**WHAT IS NEEDED:** For the data below, work out how many lines include the string "Sustainability" and report only the number.
***
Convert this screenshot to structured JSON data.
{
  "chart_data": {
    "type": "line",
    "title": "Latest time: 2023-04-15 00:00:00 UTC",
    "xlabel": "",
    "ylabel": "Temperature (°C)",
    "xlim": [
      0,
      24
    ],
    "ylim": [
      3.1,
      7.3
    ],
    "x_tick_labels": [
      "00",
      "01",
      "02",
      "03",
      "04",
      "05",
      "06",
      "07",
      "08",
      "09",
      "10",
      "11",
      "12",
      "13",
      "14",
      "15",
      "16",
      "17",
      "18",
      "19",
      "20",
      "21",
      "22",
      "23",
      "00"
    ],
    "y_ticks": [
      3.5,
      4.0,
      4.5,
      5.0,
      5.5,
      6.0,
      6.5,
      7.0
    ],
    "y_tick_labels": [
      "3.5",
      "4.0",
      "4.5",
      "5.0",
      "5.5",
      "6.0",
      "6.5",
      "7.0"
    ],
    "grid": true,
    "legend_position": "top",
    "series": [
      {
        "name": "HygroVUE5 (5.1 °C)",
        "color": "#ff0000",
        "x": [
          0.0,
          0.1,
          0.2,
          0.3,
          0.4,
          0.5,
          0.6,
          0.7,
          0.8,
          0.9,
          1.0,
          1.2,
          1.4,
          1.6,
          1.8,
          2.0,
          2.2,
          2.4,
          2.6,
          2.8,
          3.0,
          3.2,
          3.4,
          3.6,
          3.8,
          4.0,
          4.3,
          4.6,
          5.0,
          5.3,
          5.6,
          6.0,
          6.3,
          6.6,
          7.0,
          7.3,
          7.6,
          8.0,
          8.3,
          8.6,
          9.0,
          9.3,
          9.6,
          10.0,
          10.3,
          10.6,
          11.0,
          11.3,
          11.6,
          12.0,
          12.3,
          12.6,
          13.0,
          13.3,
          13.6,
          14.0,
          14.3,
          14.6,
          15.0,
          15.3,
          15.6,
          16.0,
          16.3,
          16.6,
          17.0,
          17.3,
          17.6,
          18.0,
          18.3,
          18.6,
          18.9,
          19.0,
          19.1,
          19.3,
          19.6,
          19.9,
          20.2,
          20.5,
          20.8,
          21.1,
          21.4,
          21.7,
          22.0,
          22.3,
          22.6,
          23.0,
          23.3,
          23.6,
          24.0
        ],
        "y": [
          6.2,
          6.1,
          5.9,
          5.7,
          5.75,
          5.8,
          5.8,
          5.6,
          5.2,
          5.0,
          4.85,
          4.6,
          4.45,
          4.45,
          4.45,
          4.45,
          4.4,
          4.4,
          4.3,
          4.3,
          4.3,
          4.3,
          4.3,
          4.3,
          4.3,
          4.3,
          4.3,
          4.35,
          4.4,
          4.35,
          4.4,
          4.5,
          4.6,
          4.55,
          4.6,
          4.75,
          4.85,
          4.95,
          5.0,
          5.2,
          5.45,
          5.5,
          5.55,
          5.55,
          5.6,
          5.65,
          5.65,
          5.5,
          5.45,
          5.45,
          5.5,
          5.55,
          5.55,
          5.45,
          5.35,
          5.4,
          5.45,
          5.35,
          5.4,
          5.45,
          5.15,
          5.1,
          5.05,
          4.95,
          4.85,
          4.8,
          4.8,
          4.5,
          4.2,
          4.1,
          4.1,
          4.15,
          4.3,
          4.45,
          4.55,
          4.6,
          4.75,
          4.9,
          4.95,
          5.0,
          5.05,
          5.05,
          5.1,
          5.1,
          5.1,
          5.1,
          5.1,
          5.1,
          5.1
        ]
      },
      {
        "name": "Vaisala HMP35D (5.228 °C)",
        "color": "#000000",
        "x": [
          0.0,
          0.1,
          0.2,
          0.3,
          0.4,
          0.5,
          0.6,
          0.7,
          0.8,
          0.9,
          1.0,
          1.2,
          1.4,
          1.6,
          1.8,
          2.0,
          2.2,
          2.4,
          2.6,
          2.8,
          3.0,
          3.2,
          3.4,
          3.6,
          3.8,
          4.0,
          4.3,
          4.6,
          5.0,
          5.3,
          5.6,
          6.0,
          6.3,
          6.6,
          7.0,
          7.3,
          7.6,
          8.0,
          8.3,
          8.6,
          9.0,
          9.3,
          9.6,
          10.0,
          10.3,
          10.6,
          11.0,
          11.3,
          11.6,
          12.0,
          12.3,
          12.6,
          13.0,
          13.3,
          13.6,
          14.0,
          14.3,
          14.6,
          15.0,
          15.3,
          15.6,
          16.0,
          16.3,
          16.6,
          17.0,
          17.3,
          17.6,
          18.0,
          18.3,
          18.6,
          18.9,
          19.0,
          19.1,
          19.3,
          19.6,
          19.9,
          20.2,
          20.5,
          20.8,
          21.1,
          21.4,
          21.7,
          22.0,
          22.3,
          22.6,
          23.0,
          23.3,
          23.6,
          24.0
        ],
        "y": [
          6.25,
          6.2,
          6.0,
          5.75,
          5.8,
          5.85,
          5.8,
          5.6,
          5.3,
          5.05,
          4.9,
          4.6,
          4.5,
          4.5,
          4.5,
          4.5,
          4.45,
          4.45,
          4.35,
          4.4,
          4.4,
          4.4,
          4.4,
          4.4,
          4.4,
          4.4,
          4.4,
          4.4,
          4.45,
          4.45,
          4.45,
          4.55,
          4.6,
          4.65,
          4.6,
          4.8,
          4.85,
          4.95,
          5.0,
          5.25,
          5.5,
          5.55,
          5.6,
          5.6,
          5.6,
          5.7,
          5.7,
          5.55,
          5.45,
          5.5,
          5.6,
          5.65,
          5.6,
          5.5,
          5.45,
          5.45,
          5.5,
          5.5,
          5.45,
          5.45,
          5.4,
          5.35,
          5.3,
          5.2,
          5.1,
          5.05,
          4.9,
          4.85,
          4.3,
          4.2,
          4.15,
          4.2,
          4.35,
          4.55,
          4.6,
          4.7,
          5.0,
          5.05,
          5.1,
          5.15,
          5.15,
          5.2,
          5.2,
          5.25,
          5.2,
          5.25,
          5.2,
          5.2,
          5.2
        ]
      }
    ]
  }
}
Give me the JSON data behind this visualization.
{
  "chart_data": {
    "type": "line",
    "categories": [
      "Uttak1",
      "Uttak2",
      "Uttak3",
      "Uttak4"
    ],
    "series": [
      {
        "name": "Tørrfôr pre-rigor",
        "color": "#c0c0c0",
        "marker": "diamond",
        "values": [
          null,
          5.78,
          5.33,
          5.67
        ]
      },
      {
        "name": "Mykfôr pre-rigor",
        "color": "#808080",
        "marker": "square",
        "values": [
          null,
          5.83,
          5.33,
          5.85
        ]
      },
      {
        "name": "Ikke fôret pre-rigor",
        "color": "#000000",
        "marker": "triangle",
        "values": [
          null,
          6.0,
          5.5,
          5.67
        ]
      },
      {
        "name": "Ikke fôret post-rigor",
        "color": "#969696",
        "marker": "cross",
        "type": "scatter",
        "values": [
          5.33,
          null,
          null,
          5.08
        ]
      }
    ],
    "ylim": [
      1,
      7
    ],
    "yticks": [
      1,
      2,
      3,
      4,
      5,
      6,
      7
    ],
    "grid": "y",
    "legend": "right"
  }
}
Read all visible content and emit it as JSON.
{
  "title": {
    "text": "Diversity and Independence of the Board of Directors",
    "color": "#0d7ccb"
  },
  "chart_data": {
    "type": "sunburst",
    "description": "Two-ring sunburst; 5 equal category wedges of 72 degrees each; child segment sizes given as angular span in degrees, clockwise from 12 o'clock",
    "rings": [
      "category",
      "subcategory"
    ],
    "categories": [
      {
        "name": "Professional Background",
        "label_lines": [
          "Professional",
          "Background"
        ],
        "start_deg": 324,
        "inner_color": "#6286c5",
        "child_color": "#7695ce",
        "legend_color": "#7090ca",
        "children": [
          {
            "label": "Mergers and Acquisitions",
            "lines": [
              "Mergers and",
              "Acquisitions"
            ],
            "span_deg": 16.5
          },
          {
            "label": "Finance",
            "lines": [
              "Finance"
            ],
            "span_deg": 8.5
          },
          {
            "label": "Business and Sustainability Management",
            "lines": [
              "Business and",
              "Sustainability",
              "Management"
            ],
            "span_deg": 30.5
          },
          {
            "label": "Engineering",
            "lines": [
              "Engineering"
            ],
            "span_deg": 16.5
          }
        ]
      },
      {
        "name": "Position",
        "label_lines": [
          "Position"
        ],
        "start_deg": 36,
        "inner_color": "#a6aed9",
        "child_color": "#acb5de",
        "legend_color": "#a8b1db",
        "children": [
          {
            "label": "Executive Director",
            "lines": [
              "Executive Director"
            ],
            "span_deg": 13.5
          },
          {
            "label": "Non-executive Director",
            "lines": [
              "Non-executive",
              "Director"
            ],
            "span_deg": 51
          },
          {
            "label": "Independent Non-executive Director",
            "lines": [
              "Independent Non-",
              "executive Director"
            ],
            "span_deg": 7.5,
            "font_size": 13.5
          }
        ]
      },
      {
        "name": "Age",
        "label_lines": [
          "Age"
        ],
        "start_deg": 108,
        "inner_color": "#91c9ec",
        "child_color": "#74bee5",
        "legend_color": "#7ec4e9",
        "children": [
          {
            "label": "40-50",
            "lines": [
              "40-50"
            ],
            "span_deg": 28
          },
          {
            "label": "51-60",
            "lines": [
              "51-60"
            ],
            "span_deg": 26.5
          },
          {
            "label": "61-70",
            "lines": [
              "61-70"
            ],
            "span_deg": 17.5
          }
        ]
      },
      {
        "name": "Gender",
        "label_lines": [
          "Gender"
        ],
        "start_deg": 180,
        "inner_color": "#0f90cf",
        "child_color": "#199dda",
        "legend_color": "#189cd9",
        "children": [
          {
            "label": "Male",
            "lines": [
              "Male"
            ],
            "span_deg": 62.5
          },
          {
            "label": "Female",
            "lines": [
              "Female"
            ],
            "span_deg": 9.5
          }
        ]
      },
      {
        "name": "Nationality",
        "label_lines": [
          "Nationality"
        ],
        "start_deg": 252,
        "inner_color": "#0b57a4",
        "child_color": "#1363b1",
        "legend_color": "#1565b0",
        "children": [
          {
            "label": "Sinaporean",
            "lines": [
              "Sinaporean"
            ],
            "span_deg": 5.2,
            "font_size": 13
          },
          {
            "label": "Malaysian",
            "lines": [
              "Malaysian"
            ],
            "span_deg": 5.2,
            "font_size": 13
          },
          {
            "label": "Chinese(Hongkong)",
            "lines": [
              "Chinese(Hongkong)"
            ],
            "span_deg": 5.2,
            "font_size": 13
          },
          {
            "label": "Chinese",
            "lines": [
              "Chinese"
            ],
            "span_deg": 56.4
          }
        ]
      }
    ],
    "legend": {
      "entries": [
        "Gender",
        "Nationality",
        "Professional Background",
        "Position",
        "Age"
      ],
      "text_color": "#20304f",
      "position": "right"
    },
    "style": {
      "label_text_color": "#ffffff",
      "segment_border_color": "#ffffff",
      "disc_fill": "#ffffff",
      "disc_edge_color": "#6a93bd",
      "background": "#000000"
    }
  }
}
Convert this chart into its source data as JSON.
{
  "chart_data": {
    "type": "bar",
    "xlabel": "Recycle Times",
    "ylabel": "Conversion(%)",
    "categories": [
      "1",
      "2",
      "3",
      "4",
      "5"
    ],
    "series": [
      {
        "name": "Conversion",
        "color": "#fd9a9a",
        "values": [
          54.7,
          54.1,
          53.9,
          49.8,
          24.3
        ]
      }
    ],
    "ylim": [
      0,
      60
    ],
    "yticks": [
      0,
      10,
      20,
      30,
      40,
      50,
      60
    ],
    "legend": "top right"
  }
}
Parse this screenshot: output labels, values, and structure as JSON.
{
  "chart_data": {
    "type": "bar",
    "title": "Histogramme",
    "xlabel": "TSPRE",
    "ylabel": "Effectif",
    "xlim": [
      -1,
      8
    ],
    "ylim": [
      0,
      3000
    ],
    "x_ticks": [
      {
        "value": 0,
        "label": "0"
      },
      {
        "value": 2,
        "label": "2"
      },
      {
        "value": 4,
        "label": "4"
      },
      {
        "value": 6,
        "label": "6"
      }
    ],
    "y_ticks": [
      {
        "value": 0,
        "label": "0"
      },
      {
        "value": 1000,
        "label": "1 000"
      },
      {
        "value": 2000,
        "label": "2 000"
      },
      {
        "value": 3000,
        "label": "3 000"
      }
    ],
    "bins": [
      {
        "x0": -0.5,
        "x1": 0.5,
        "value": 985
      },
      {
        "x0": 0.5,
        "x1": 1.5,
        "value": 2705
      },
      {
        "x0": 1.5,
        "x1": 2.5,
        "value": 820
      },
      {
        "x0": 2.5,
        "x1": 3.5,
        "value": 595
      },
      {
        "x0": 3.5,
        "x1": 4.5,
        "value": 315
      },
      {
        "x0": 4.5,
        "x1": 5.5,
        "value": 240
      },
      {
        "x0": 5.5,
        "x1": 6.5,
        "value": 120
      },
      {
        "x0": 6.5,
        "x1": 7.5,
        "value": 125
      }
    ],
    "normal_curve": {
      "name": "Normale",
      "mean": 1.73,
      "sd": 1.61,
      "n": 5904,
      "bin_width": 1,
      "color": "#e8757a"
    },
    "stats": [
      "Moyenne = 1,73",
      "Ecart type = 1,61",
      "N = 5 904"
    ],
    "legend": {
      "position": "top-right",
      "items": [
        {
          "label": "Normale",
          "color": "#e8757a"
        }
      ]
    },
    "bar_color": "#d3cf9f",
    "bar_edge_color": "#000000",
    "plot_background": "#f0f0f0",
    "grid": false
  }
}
***
**COMPLETE ANSWER:** 2